## [What needs to be done]
Copy every entry exactly as given, minus the images.

## [Data for this exercise]
>>>>

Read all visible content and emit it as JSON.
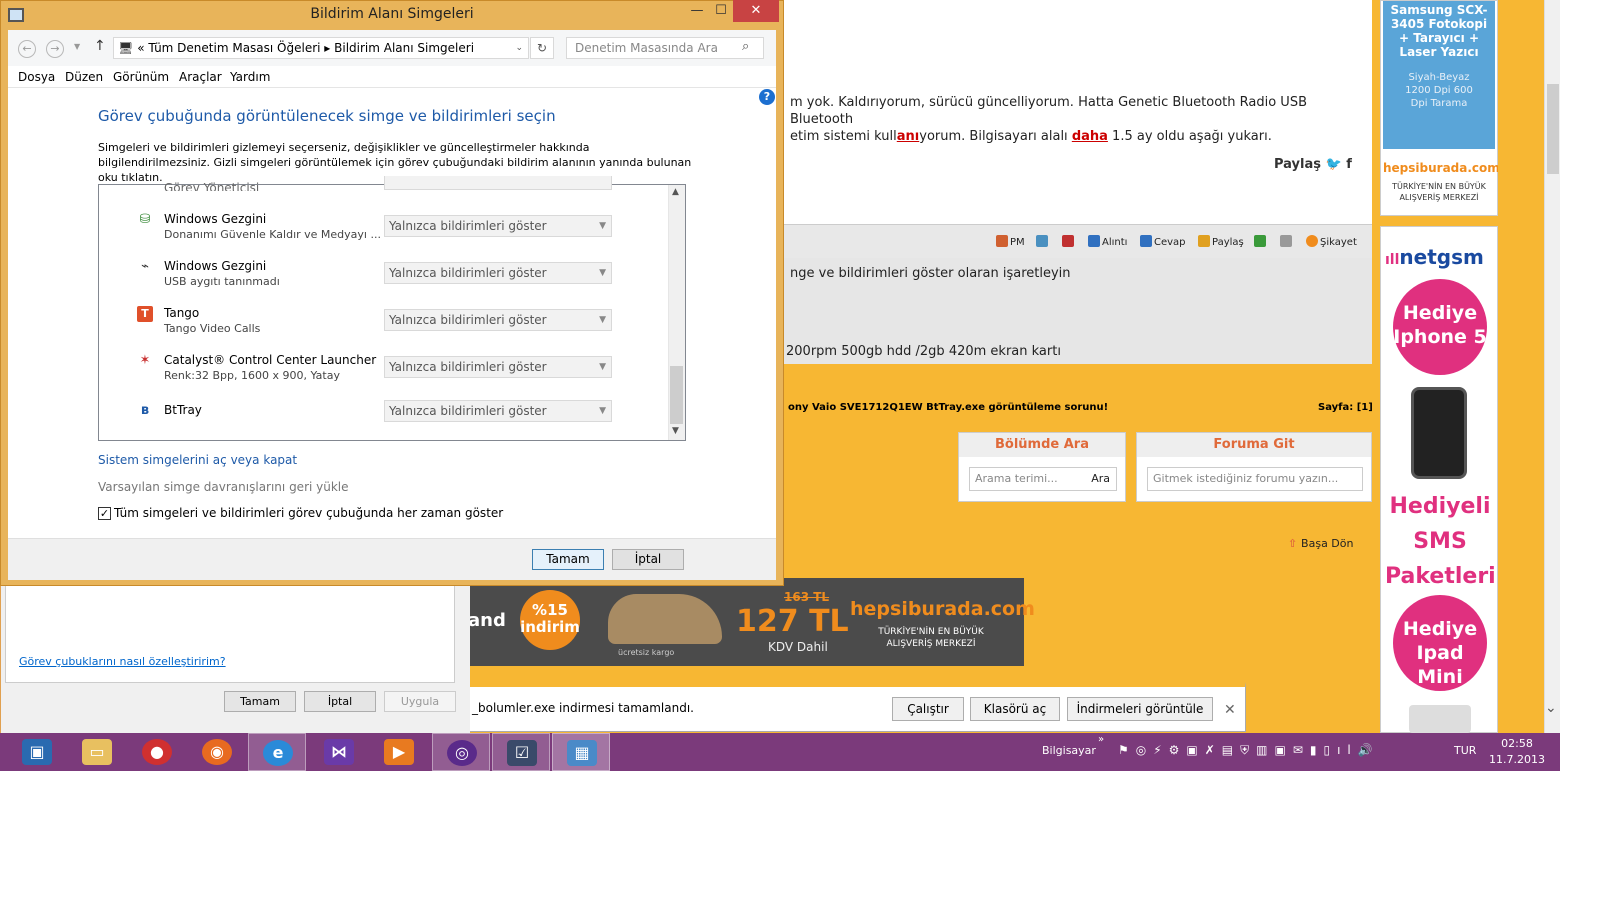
{
  "dialog": {
    "title": "Bildirim Alanı Simgeleri",
    "window_buttons": {
      "minimize": "—",
      "maximize": "☐",
      "close": "✕"
    },
    "address": "«  Tüm Denetim Masası Öğeleri  ▸  Bildirim Alanı Simgeleri",
    "search_placeholder": "Denetim Masasında Ara",
    "menu": [
      "Dosya",
      "Düzen",
      "Görünüm",
      "Araçlar",
      "Yardım"
    ],
    "heading": "Görev çubuğunda görüntülenecek simge ve bildirimleri seçin",
    "description": "Simgeleri ve bildirimleri gizlemeyi seçerseniz, değişiklikler ve güncelleştirmeler hakkında bilgilendirilmezsiniz. Gizli simgeleri görüntülemek için görev çubuğundaki bildirim alanının yanında bulunan oku tıklatın.",
    "rows": [
      {
        "name": "Görev Yöneticisi",
        "sub": "",
        "icon": "task-manager-icon",
        "behavior": ""
      },
      {
        "name": "Windows Gezgini",
        "sub": "Donanımı Güvenle Kaldır ve Medyayı ...",
        "icon": "safely-remove-icon",
        "behavior": "Yalnızca bildirimleri göster"
      },
      {
        "name": "Windows Gezgini",
        "sub": "USB aygıtı tanınmadı",
        "icon": "usb-icon",
        "behavior": "Yalnızca bildirimleri göster"
      },
      {
        "name": "Tango",
        "sub": "Tango Video Calls",
        "icon": "tango-icon",
        "behavior": "Yalnızca bildirimleri göster"
      },
      {
        "name": "Catalyst® Control Center Launcher",
        "sub": "Renk:32 Bpp, 1600 x 900, Yatay",
        "icon": "catalyst-icon",
        "behavior": "Yalnızca bildirimleri göster"
      },
      {
        "name": "BtTray",
        "sub": "",
        "icon": "bluetooth-icon",
        "behavior": "Yalnızca bildirimleri göster"
      }
    ],
    "link_system_icons": "Sistem simgelerini aç veya kapat",
    "link_restore": "Varsayılan simge davranışlarını geri yükle",
    "always_show_label": "Tüm simgeleri ve bildirimleri görev çubuğunda her zaman göster",
    "always_show_checked": "✓",
    "ok": "Tamam",
    "cancel": "İptal",
    "help": "?"
  },
  "back_dialog": {
    "link": "Görev çubuklarını nasıl özelleştiririm?",
    "ok": "Tamam",
    "cancel": "İptal",
    "apply": "Uygula"
  },
  "browser": {
    "post_line1": "m yok. Kaldırıyorum, sürücü güncelliyorum. Hatta Genetic Bluetooth Radio USB Bluetooth",
    "post_line2_a": "etim sistemi kull",
    "post_line2_b": "anı",
    "post_line2_c": "yorum. Bilgisayarı alalı ",
    "post_line2_d": "daha",
    "post_line2_e": " 1.5 ay oldu aşağı yukarı.",
    "share": "Paylaş  🐦  f",
    "toolbar": [
      "PM",
      "",
      "",
      "Alıntı",
      "Cevap",
      "Paylaş",
      "",
      "",
      "Şikayet"
    ],
    "reply_line1": "nge ve bildirimleri göster olaran işaretleyin",
    "reply_line2": "200rpm 500gb hdd /2gb 420m ekran kartı",
    "thread_title": "ony Vaio SVE1712Q1EW BtTray.exe görüntüleme sorunu!",
    "pager": "Sayfa: [1]",
    "search_panel": {
      "title": "Bölümde Ara",
      "placeholder": "Arama terimi...",
      "button": "Ara"
    },
    "forum_panel": {
      "title": "Foruma Git",
      "placeholder": "Gitmek istediğiniz forumu yazın..."
    },
    "back_to_top": "Başa Dön"
  },
  "ads": {
    "top_title": "Samsung SCX-3405 Fotokopi + Tarayıcı + Laser Yazıcı",
    "top_sub": "Siyah-Beyaz 1200 Dpi 600 Dpi Tarama",
    "top_brand": "hepsiburada.com",
    "top_brand_sub": "TÜRKİYE'NİN EN BÜYÜK ALIŞVERİŞ MERKEZİ",
    "netgsm": "netgsm",
    "gift1": "Hediye Iphone 5",
    "gift_sms": "Hediyeli SMS Paketleri",
    "gift2": "Hediye Ipad Mini",
    "banner": {
      "sand": "and",
      "discount": "%15 indirim",
      "old_price": "163 TL",
      "price": "127 TL",
      "kdv": "KDV Dahil",
      "brand": "hepsiburada.com",
      "brand_sub": "TÜRKİYE'NİN EN BÜYÜK ALIŞVERİŞ MERKEZİ",
      "cargo": "ücretsiz kargo"
    }
  },
  "download_bar": {
    "text": "_bolumler.exe indirmesi tamamlandı.",
    "run": "Çalıştır",
    "open_folder": "Klasörü aç",
    "view_downloads": "İndirmeleri görüntüle",
    "close": "✕"
  },
  "taskbar": {
    "apps": [
      "store-app-icon",
      "file-explorer-icon",
      "media-app-icon",
      "firefox-icon",
      "internet-explorer-icon",
      "visual-studio-icon",
      "media-player-icon",
      "tango-app-icon",
      "task-list-icon",
      "control-panel-icon"
    ],
    "toolbar_label": "Bilgisayar",
    "language": "TUR",
    "time": "02:58",
    "date": "11.7.2013"
  },
  "colors": {
    "accent_orange": "#f7b733",
    "taskbar": "#7b3a7b",
    "heading_blue": "#1e5aa8",
    "close_red": "#c84343"
  }
}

<<<<

## [Completed exercise]
Read all visible content and emit it as JSON.
{
  "dialog": {
    "title": "Bildirim Alanı Simgeleri",
    "window_buttons": {
      "minimize": "—",
      "maximize": "☐",
      "close": "✕"
    },
    "address": "«  Tüm Denetim Masası Öğeleri  ▸  Bildirim Alanı Simgeleri",
    "search_placeholder": "Denetim Masasında Ara",
    "menu": [
      "Dosya",
      "Düzen",
      "Görünüm",
      "Araçlar",
      "Yardım"
    ],
    "heading": "Görev çubuğunda görüntülenecek simge ve bildirimleri seçin",
    "description": "Simgeleri ve bildirimleri gizlemeyi seçerseniz, değişiklikler ve güncelleştirmeler hakkında bilgilendirilmezsiniz. Gizli simgeleri görüntülemek için görev çubuğundaki bildirim alanının yanında bulunan oku tıklatın.",
    "rows": [
      {
        "name": "Görev Yöneticisi",
        "sub": "",
        "icon": "task-manager-icon",
        "behavior": ""
      },
      {
        "name": "Windows Gezgini",
        "sub": "Donanımı Güvenle Kaldır ve Medyayı ...",
        "icon": "safely-remove-icon",
        "behavior": "Yalnızca bildirimleri göster"
      },
      {
        "name": "Windows Gezgini",
        "sub": "USB aygıtı tanınmadı",
        "icon": "usb-icon",
        "behavior": "Yalnızca bildirimleri göster"
      },
      {
        "name": "Tango",
        "sub": "Tango Video Calls",
        "icon": "tango-icon",
        "behavior": "Yalnızca bildirimleri göster"
      },
      {
        "name": "Catalyst® Control Center Launcher",
        "sub": "Renk:32 Bpp, 1600 x 900, Yatay",
        "icon": "catalyst-icon",
        "behavior": "Yalnızca bildirimleri göster"
      },
      {
        "name": "BtTray",
        "sub": "",
        "icon": "bluetooth-icon",
        "behavior": "Yalnızca bildirimleri göster"
      }
    ],
    "link_system_icons": "Sistem simgelerini aç veya kapat",
    "link_restore": "Varsayılan simge davranışlarını geri yükle",
    "always_show_label": "Tüm simgeleri ve bildirimleri görev çubuğunda her zaman göster",
    "always_show_checked": "✓",
    "ok": "Tamam",
    "cancel": "İptal",
    "help": "?"
  },
  "back_dialog": {
    "link": "Görev çubuklarını nasıl özelleştiririm?",
    "ok": "Tamam",
    "cancel": "İptal",
    "apply": "Uygula"
  },
  "browser": {
    "post_line1": "m yok. Kaldırıyorum, sürücü güncelliyorum. Hatta Genetic Bluetooth Radio USB Bluetooth",
    "post_line2_a": "etim sistemi kull",
    "post_line2_b": "anı",
    "post_line2_c": "yorum. Bilgisayarı alalı ",
    "post_line2_d": "daha",
    "post_line2_e": " 1.5 ay oldu aşağı yukarı.",
    "share": "Paylaş  🐦  f",
    "toolbar": [
      "PM",
      "",
      "",
      "Alıntı",
      "Cevap",
      "Paylaş",
      "",
      "",
      "Şikayet"
    ],
    "reply_line1": "nge ve bildirimleri göster olaran işaretleyin",
    "reply_line2": "200rpm 500gb hdd /2gb 420m ekran kartı",
    "thread_title": "ony Vaio SVE1712Q1EW BtTray.exe görüntüleme sorunu!",
    "pager": "Sayfa: [1]",
    "search_panel": {
      "title": "Bölümde Ara",
      "placeholder": "Arama terimi...",
      "button": "Ara"
    },
    "forum_panel": {
      "title": "Foruma Git",
      "placeholder": "Gitmek istediğiniz forumu yazın..."
    },
    "back_to_top": "Başa Dön"
  },
  "ads": {
    "top_title": "Samsung SCX-3405 Fotokopi + Tarayıcı + Laser Yazıcı",
    "top_sub": "Siyah-Beyaz 1200 Dpi 600 Dpi Tarama",
    "top_brand": "hepsiburada.com",
    "top_brand_sub": "TÜRKİYE'NİN EN BÜYÜK ALIŞVERİŞ MERKEZİ",
    "netgsm": "netgsm",
    "gift1": "Hediye Iphone 5",
    "gift_sms": "Hediyeli SMS Paketleri",
    "gift2": "Hediye Ipad Mini",
    "banner": {
      "sand": "and",
      "discount": "%15 indirim",
      "old_price": "163 TL",
      "price": "127 TL",
      "kdv": "KDV Dahil",
      "brand": "hepsiburada.com",
      "brand_sub": "TÜRKİYE'NİN EN BÜYÜK ALIŞVERİŞ MERKEZİ",
      "cargo": "ücretsiz kargo"
    }
  },
  "download_bar": {
    "text": "_bolumler.exe indirmesi tamamlandı.",
    "run": "Çalıştır",
    "open_folder": "Klasörü aç",
    "view_downloads": "İndirmeleri görüntüle",
    "close": "✕"
  },
  "taskbar": {
    "apps": [
      "store-app-icon",
      "file-explorer-icon",
      "media-app-icon",
      "firefox-icon",
      "internet-explorer-icon",
      "visual-studio-icon",
      "media-player-icon",
      "tango-app-icon",
      "task-list-icon",
      "control-panel-icon"
    ],
    "toolbar_label": "Bilgisayar",
    "language": "TUR",
    "time": "02:58",
    "date": "11.7.2013"
  },
  "colors": {
    "accent_orange": "#f7b733",
    "taskbar": "#7b3a7b",
    "heading_blue": "#1e5aa8",
    "close_red": "#c84343"
  }
}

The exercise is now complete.